[Figure contents as structured data]
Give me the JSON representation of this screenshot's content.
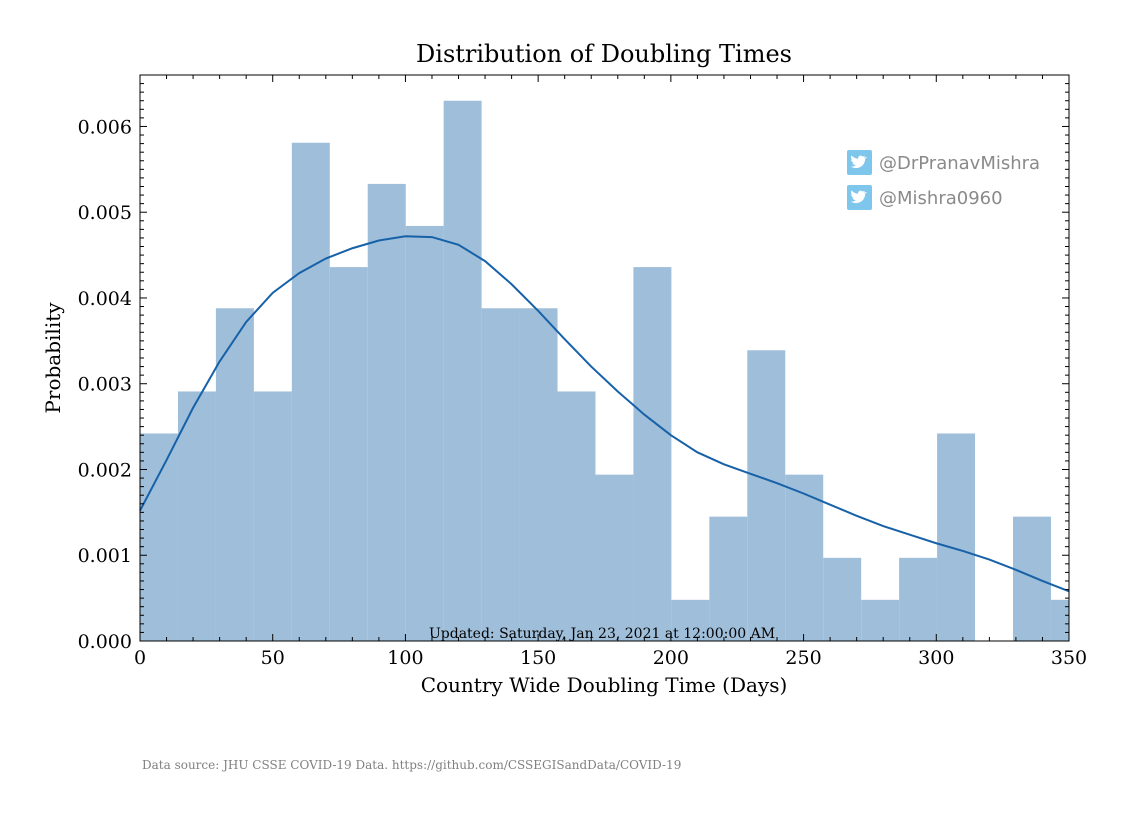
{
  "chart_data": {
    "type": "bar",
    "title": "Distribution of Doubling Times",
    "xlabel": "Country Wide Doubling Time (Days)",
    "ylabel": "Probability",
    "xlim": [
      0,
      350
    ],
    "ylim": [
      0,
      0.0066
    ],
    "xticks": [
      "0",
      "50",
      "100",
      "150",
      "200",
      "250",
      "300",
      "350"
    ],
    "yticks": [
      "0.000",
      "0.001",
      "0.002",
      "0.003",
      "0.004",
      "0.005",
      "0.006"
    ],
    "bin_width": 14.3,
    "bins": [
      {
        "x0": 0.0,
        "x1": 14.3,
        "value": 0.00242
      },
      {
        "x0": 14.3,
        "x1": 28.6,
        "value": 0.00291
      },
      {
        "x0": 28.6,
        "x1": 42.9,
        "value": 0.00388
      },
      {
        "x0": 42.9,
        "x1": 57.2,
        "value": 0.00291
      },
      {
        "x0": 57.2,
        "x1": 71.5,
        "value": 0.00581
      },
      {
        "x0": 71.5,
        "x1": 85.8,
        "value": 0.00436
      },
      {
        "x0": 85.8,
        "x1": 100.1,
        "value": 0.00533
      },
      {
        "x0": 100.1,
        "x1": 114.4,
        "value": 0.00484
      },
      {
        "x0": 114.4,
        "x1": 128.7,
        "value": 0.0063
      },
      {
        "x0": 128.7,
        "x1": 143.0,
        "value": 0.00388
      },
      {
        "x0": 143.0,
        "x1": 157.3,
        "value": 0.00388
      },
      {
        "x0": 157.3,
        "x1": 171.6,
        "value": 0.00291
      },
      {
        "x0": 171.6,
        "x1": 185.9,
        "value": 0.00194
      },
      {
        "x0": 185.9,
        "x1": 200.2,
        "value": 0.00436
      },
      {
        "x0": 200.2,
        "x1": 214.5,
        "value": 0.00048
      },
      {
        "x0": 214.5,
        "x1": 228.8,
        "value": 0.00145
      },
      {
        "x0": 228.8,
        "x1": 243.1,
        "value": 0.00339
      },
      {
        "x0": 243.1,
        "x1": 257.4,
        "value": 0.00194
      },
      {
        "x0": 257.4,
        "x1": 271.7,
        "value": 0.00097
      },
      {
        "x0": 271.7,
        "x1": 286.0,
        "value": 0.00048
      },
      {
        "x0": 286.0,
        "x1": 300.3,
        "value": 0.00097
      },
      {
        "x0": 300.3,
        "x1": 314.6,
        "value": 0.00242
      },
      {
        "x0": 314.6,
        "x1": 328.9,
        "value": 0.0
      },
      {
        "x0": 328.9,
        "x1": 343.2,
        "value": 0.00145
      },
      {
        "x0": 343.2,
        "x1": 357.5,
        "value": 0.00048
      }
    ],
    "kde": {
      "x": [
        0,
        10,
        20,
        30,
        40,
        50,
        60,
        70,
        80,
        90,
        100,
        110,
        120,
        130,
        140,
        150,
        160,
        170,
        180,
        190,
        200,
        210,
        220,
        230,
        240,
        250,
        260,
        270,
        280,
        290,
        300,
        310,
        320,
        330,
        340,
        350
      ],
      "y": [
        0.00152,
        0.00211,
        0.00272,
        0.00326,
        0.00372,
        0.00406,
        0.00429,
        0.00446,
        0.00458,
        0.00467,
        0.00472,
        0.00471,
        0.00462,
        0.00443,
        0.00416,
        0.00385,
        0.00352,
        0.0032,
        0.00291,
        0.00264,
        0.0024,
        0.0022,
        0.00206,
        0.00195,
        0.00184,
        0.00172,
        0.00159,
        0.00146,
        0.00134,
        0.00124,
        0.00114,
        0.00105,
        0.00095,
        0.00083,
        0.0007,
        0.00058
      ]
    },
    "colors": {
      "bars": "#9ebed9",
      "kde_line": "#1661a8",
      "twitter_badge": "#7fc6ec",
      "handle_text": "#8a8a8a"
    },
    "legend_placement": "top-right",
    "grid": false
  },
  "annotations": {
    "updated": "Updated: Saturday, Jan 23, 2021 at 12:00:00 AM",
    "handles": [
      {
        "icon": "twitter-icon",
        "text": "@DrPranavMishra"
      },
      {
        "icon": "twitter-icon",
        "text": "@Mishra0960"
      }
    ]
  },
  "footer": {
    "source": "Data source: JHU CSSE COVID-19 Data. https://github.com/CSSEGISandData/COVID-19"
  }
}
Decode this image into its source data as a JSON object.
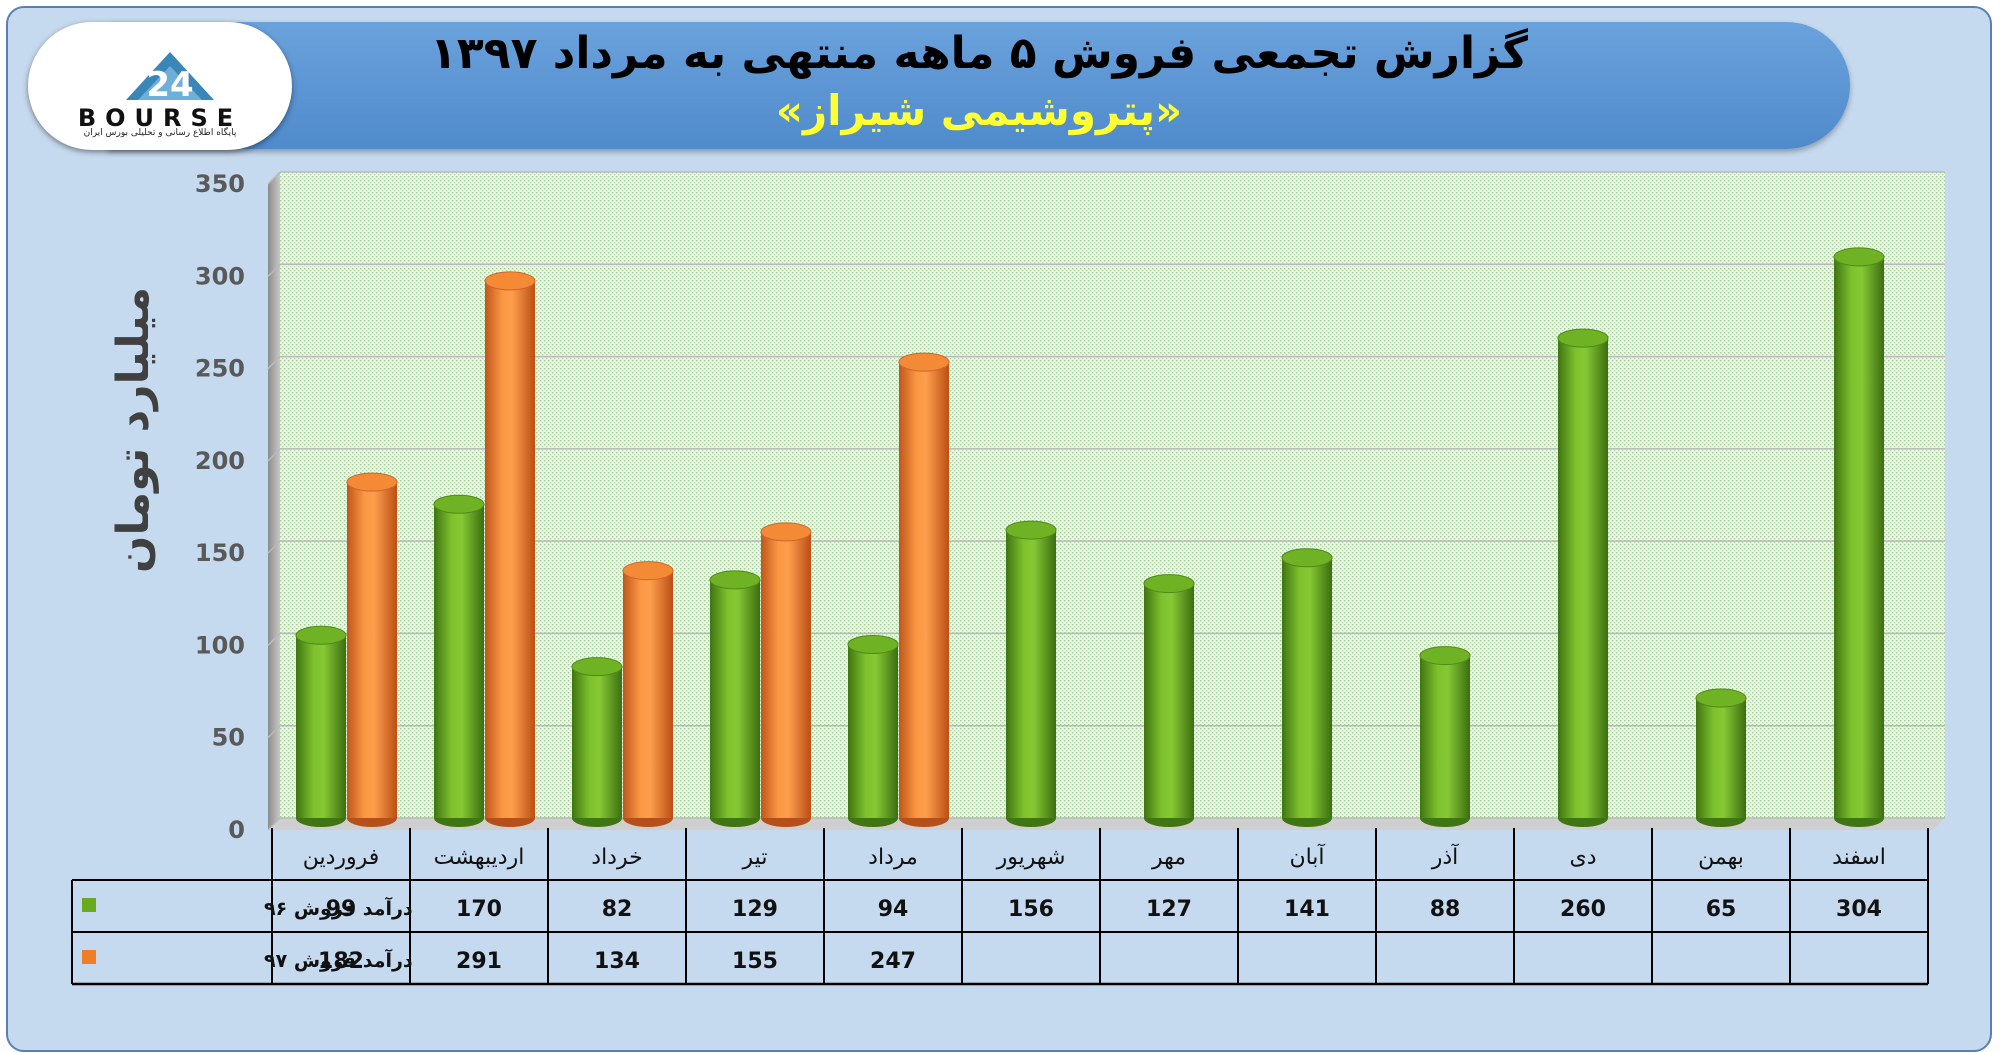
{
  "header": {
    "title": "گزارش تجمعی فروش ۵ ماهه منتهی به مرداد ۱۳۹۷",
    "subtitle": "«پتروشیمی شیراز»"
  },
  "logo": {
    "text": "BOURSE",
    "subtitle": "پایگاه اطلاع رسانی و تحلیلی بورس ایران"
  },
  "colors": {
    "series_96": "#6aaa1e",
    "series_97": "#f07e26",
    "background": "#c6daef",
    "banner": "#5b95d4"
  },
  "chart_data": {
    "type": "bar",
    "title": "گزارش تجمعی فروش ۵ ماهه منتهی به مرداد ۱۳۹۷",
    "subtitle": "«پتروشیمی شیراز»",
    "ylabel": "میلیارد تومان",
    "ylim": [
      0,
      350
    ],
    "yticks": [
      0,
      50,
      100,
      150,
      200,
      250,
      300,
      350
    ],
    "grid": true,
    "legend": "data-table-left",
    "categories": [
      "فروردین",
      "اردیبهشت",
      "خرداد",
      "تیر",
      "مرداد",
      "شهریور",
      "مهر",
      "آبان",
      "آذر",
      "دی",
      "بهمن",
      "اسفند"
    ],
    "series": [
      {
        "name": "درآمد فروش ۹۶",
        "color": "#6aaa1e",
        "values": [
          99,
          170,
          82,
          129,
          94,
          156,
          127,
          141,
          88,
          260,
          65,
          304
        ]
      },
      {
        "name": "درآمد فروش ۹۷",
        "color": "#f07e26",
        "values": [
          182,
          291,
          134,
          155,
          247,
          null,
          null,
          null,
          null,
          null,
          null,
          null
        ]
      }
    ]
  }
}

> **Exercise details**: Each record above should be copied character for character, with pictures dropped.

> **Full answer**:
Give me the JSON representation of this screenshot's content.
{
  "chart_data": {
    "type": "bar",
    "title": "Distribution of Doubling Times",
    "xlabel": "Country Wide Doubling Time (Days)",
    "ylabel": "Probability",
    "xlim": [
      0,
      350
    ],
    "ylim": [
      0,
      0.0066
    ],
    "xticks": [
      "0",
      "50",
      "100",
      "150",
      "200",
      "250",
      "300",
      "350"
    ],
    "yticks": [
      "0.000",
      "0.001",
      "0.002",
      "0.003",
      "0.004",
      "0.005",
      "0.006"
    ],
    "bin_width": 14.3,
    "bins": [
      {
        "x0": 0.0,
        "x1": 14.3,
        "value": 0.00242
      },
      {
        "x0": 14.3,
        "x1": 28.6,
        "value": 0.00291
      },
      {
        "x0": 28.6,
        "x1": 42.9,
        "value": 0.00388
      },
      {
        "x0": 42.9,
        "x1": 57.2,
        "value": 0.00291
      },
      {
        "x0": 57.2,
        "x1": 71.5,
        "value": 0.00581
      },
      {
        "x0": 71.5,
        "x1": 85.8,
        "value": 0.00436
      },
      {
        "x0": 85.8,
        "x1": 100.1,
        "value": 0.00533
      },
      {
        "x0": 100.1,
        "x1": 114.4,
        "value": 0.00484
      },
      {
        "x0": 114.4,
        "x1": 128.7,
        "value": 0.0063
      },
      {
        "x0": 128.7,
        "x1": 143.0,
        "value": 0.00388
      },
      {
        "x0": 143.0,
        "x1": 157.3,
        "value": 0.00388
      },
      {
        "x0": 157.3,
        "x1": 171.6,
        "value": 0.00291
      },
      {
        "x0": 171.6,
        "x1": 185.9,
        "value": 0.00194
      },
      {
        "x0": 185.9,
        "x1": 200.2,
        "value": 0.00436
      },
      {
        "x0": 200.2,
        "x1": 214.5,
        "value": 0.00048
      },
      {
        "x0": 214.5,
        "x1": 228.8,
        "value": 0.00145
      },
      {
        "x0": 228.8,
        "x1": 243.1,
        "value": 0.00339
      },
      {
        "x0": 243.1,
        "x1": 257.4,
        "value": 0.00194
      },
      {
        "x0": 257.4,
        "x1": 271.7,
        "value": 0.00097
      },
      {
        "x0": 271.7,
        "x1": 286.0,
        "value": 0.00048
      },
      {
        "x0": 286.0,
        "x1": 300.3,
        "value": 0.00097
      },
      {
        "x0": 300.3,
        "x1": 314.6,
        "value": 0.00242
      },
      {
        "x0": 314.6,
        "x1": 328.9,
        "value": 0.0
      },
      {
        "x0": 328.9,
        "x1": 343.2,
        "value": 0.00145
      },
      {
        "x0": 343.2,
        "x1": 357.5,
        "value": 0.00048
      }
    ],
    "kde": {
      "x": [
        0,
        10,
        20,
        30,
        40,
        50,
        60,
        70,
        80,
        90,
        100,
        110,
        120,
        130,
        140,
        150,
        160,
        170,
        180,
        190,
        200,
        210,
        220,
        230,
        240,
        250,
        260,
        270,
        280,
        290,
        300,
        310,
        320,
        330,
        340,
        350
      ],
      "y": [
        0.00152,
        0.00211,
        0.00272,
        0.00326,
        0.00372,
        0.00406,
        0.00429,
        0.00446,
        0.00458,
        0.00467,
        0.00472,
        0.00471,
        0.00462,
        0.00443,
        0.00416,
        0.00385,
        0.00352,
        0.0032,
        0.00291,
        0.00264,
        0.0024,
        0.0022,
        0.00206,
        0.00195,
        0.00184,
        0.00172,
        0.00159,
        0.00146,
        0.00134,
        0.00124,
        0.00114,
        0.00105,
        0.00095,
        0.00083,
        0.0007,
        0.00058
      ]
    },
    "colors": {
      "bars": "#9ebed9",
      "kde_line": "#1661a8",
      "twitter_badge": "#7fc6ec",
      "handle_text": "#8a8a8a"
    },
    "legend_placement": "top-right",
    "grid": false
  },
  "annotations": {
    "updated": "Updated: Saturday, Jan 23, 2021 at 12:00:00 AM",
    "handles": [
      {
        "icon": "twitter-icon",
        "text": "@DrPranavMishra"
      },
      {
        "icon": "twitter-icon",
        "text": "@Mishra0960"
      }
    ]
  },
  "footer": {
    "source": "Data source: JHU CSSE COVID-19 Data. https://github.com/CSSEGISandData/COVID-19"
  }
}
Decode this image into its source data as a JSON object.
{
  "header": {
    "title": "گزارش تجمعی فروش ۵ ماهه منتهی به مرداد ۱۳۹۷",
    "subtitle": "«پتروشیمی شیراز»"
  },
  "logo": {
    "text": "BOURSE",
    "subtitle": "پایگاه اطلاع رسانی و تحلیلی بورس ایران"
  },
  "colors": {
    "series_96": "#6aaa1e",
    "series_97": "#f07e26",
    "background": "#c6daef",
    "banner": "#5b95d4"
  },
  "chart_data": {
    "type": "bar",
    "title": "گزارش تجمعی فروش ۵ ماهه منتهی به مرداد ۱۳۹۷",
    "subtitle": "«پتروشیمی شیراز»",
    "ylabel": "میلیارد تومان",
    "ylim": [
      0,
      350
    ],
    "yticks": [
      0,
      50,
      100,
      150,
      200,
      250,
      300,
      350
    ],
    "grid": true,
    "legend": "data-table-left",
    "categories": [
      "فروردین",
      "اردیبهشت",
      "خرداد",
      "تیر",
      "مرداد",
      "شهریور",
      "مهر",
      "آبان",
      "آذر",
      "دی",
      "بهمن",
      "اسفند"
    ],
    "series": [
      {
        "name": "درآمد فروش ۹۶",
        "color": "#6aaa1e",
        "values": [
          99,
          170,
          82,
          129,
          94,
          156,
          127,
          141,
          88,
          260,
          65,
          304
        ]
      },
      {
        "name": "درآمد فروش ۹۷",
        "color": "#f07e26",
        "values": [
          182,
          291,
          134,
          155,
          247,
          null,
          null,
          null,
          null,
          null,
          null,
          null
        ]
      }
    ]
  }
}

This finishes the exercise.